• [WORK INSTRUCTIONS] Which lines in the records below contain the word "lighte"? Copy each one out.

━━━━━━━━━━

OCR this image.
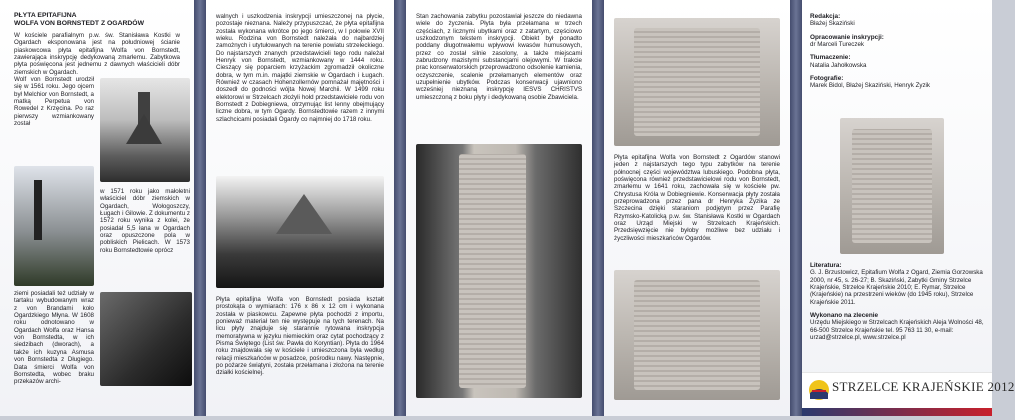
PŁYTA EPITAFIJNA
WOLFA VON BORNSTEDT Z OGARDÓW

W kościele parafialnym p.w. św. Stanisława Kostki w Ogardach eksponowana jest na południowej ścianie piaskowcowa płyta epitafijna Wolfa von Bornstedt, zawierająca inskrypcję dedykowaną zmarłemu. Zabytkowa płyta poświęcona jest jednemu z dawnych właścicieli dóbr ziemskich w Ogardach.

Wolf von Bornstedt urodził się w 1561 roku. Jego ojcem był Melchior von Bornstedt, a matką Perpetua von Rowedel z Krzęcina. Po raz pierwszy wzmiankowany został

w 1571 roku jako małoletni właściciel dóbr ziemskich w Ogardach, Wołogoszczy, Ługach i Gilowie. Z dokumentu z 1572 roku wynika z kolei, że posiadał 5,5 łana w Ogardach oraz opuszczone pola w pobliskich Pielicach. W 1573 roku Bornstedtowie oprócz

ziemi posiadali też udziały w tartaku wybudowanym wraz z von Brandami koło Ogardzkiego Młyna. W 1608 roku odnotowano w Ogardach Wolfa oraz Hansa von Bornstedta, w ich siedzibach (dworach), a także ich kuzyna Asmusa von Bornstedta z Długiego. Data śmierci Wolfa von Bornstedta, wobec braku przekazów archi-

walnych i uszkodzenia inskrypcji umieszczonej na płycie, pozostaje nieznana. Należy przypuszczać, że płyta epitafijna została wykonana wkrótce po jego śmierci, w I połowie XVII wieku. Rodzina von Bornstedt należała do najbardziej zamożnych i utytułowanych na terenie powiatu strzeleckiego. Do najstarszych znanych przedstawicieli tego rodu należał Henryk von Bornstedt, wzmiankowany w 1444 roku. Cieszący się poparciem krzyżackim zgromadził okoliczne dobra, w tym m.in. majątki ziemskie w Ogardach i Ługach. Również w czasach Hohenzollernów pomnażał majętności i doszedł do godności wójta Nowej Marchii. W 1499 roku elektorowi w Strzelcach złożyli hołd przedstawiciele rodu von Bornstedt z Dobiegniewa, otrzymując list lenny obejmujący liczne dobra, w tym Ogardy. Bornstedtowie razem z innymi szlachcicami posiadali Ogardy co najmniej do 1718 roku.

Płyta epitafijna Wolfa von Bornstedt posiada kształt prostokąta o wymiarach: 176 x 86 x 12 cm i wykonana została w piaskowcu. Zapewne płyta pochodzi z importu, ponieważ materiał ten nie występuje na tych terenach. Na licu płyty znajduje się starannie rytowana inskrypcja memoratywna w języku niemieckim oraz cytat pochodzący z Pisma Świętego (List św. Pawła do Koryntian). Płyta do 1964 roku znajdowała się w kościele i umieszczona była według relacji mieszkańców w posadzce, pośrodku nawy. Następnie, po pożarze świątyni, została przełamana i złożona na terenie działki kościelnej.

Stan zachowania zabytku pozostawiał jeszcze do niedawna wiele do życzenia. Płyta była przełamana w trzech częściach, z licznymi ubytkami oraz z zatartym, częściowo uszkodzonym tekstem inskrypcji. Obiekt był ponadto poddany długotrwałemu wpływowi kwasów humusowych, przez co został silnie zasolony, a także miejscami zabrudzony mazistymi substancjami olejowymi. W trakcie prac konserwatorskich przeprowadzono odsolenie kamienia, oczyszczenie, scalenie przełamanych elementów oraz uzupełnienie ubytków. Podczas konserwacji ujawniono wcześniej nieznaną inskrypcję IESVS CHRISTVS umieszczoną z boku płyty i dedykowaną osobie Zbawiciela.

Płyta epitafijna Wolfa von Bornstedt z Ogardów stanowi jeden z najstarszych tego typu zabytków na terenie północnej części województwa lubuskiego. Podobna płyta, poświęcona również przedstawicielowi rodu von Bornstedt, zmarłemu w 1641 roku, zachowała się w kościele pw. Chrystusa Króla w Dobiegniewie. Konserwacja płyty została przeprowadzona przez pana dr Henryka Zyzika ze Szczecina dzięki staraniom podjętym przez Parafię Rzymsko-Katolicką p.w. św. Stanisława Kostki w Ogardach oraz Urząd Miejski w Strzelcach Krajeńskich. Przedsięwzięcie nie byłoby możliwe bez udziału i życzliwości mieszkańców Ogardów.

Redakcja:

Błażej Skaziński

Opracowanie inskrypcji:

dr Marceli Tureczek

Tłumaczenie:

Natalia Jahołkowska

Fotografie:

Marek Bidol, Błażej Skaziński, Henryk Zyzik

Literatura:

G. J. Brzustowicz, Epitafium Wolfa z Ogard, Ziemia Gorzowska 2000, nr 45, s. 26-27; B. Skaziński, Zabytki Gminy Strzelce Krajeńskie, Strzelce Krajeńskie 2010; E. Rymar, Strzelce (Krajeńskie) na przestrzeni wieków (do 1945 roku), Strzelce Krajeńskie 2011.

Wykonano na zlecenie

Urzędu Miejskiego w Strzelcach Krajeńskich Aleja Wolności 48, 66-500 Strzelce Krajeńskie tel. 95 763 11 30, e-mail: urzad@strzelce.pl, www.strzelce.pl

STRZELCE KRAJEŃSKIE 2012
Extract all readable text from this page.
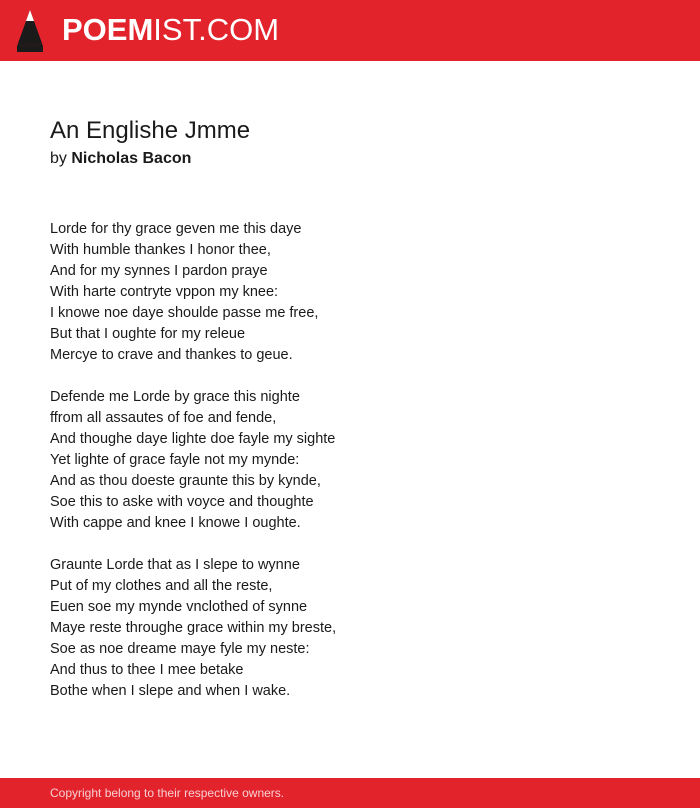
POEMIST.COM
An Englishe Jmme
by Nicholas Bacon
Lorde for thy grace geven me this daye
With humble thankes I honor thee,
And for my synnes I pardon praye
With harte contryte vppon my knee:
I knowe noe daye shoulde passe me free,
But that I oughte for my releue
Mercye to crave and thankes to geue.
Defende me Lorde by grace this nighte
ffrom all assautes of foe and fende,
And thoughe daye lighte doe fayle my sighte
Yet lighte of grace fayle not my mynde:
And as thou doeste graunte this by kynde,
Soe this to aske with voyce and thoughte
With cappe and knee I knowe I oughte.
Graunte Lorde that as I slepe to wynne
Put of my clothes and all the reste,
Euen soe my mynde vnclothed of synne
Maye reste throughe grace within my breste,
Soe as noe dreame maye fyle my neste:
And thus to thee I mee betake
Bothe when I slepe and when I wake.
Copyright belong to their respective owners.
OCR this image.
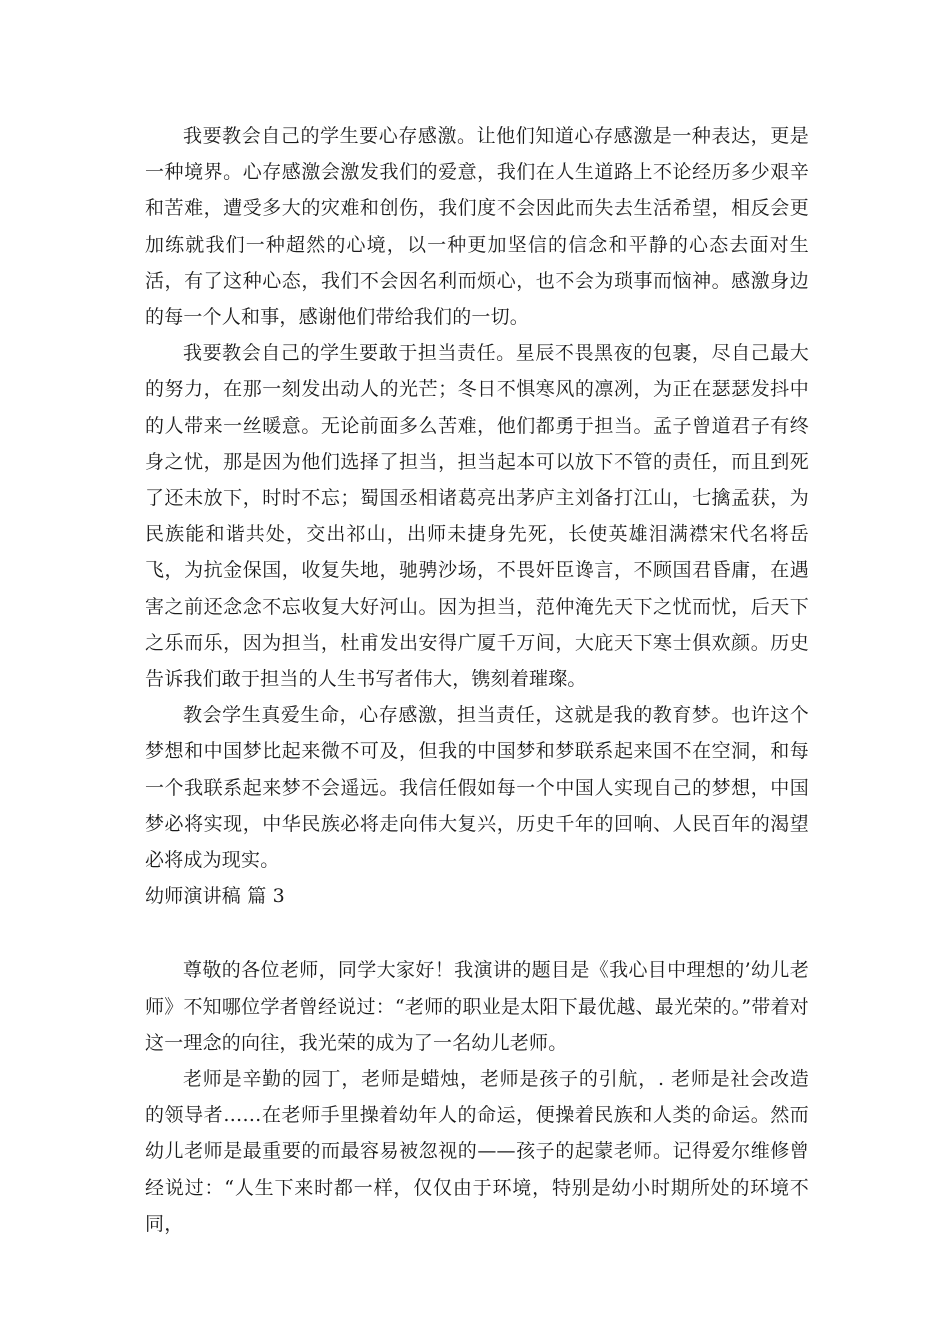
我要教会自己的学生要心存感激。让他们知道心存感激是一种表达，更是一种境界。心存感激会激发我们的爱意，我们在人生道路上不论经历多少艰辛和苦难，遭受多大的灾难和创伤，我们度不会因此而失去生活希望，相反会更加练就我们一种超然的心境，以一种更加坚信的信念和平静的心态去面对生活，有了这种心态，我们不会因名利而烦心，也不会为琐事而恼神。感激身边的每一个人和事，感谢他们带给我们的一切。

我要教会自己的学生要敢于担当责任。星辰不畏黑夜的包裹，尽自己最大的努力，在那一刻发出动人的光芒；冬日不惧寒风的凛冽，为正在瑟瑟发抖中的人带来一丝暖意。无论前面多么苦难，他们都勇于担当。孟子曾道君子有终身之忧，那是因为他们选择了担当，担当起本可以放下不管的责任，而且到死了还未放下，时时不忘；蜀国丞相诸葛亮出茅庐主刘备打江山，七擒孟获，为民族能和谐共处，交出祁山，出师未捷身先死，长使英雄泪满襟宋代名将岳飞，为抗金保国，收复失地，驰骋沙场，不畏奸臣谗言，不顾国君昏庸，在遇害之前还念念不忘收复大好河山。因为担当，范仲淹先天下之忧而忧，后天下之乐而乐，因为担当，杜甫发出安得广厦千万间，大庇天下寒士俱欢颜。历史告诉我们敢于担当的人生书写者伟大，镌刻着璀璨。

教会学生真爱生命，心存感激，担当责任，这就是我的教育梦。也许这个梦想和中国梦比起来微不可及，但我的中国梦和梦联系起来国不在空洞，和每一个我联系起来梦不会遥远。我信任假如每一个中国人实现自己的梦想，中国梦必将实现，中华民族必将走向伟大复兴，历史千年的回响、人民百年的渴望必将成为现实。

幼师演讲稿 篇 3

尊敬的各位老师，同学大家好！我演讲的题目是《我心目中理想的’幼儿老师》不知哪位学者曾经说过：“老师的职业是太阳下最优越、最光荣的。”带着对这一理念的向往，我光荣的成为了一名幼儿老师。

老师是辛勤的园丁，老师是蜡烛，老师是孩子的引航，. 老师是社会改造的领导者……在老师手里操着幼年人的命运，便操着民族和人类的命运。然而幼儿老师是最重要的而最容易被忽视的——孩子的起蒙老师。记得爱尔维修曾经说过：“人生下来时都一样，仅仅由于环境，特别是幼小时期所处的环境不同，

━━━━━━━━━━

• [FULL OUTPUT]
And thoughe daye lighte doe fayle my sighte
Yet lighte of grace fayle not my mynde:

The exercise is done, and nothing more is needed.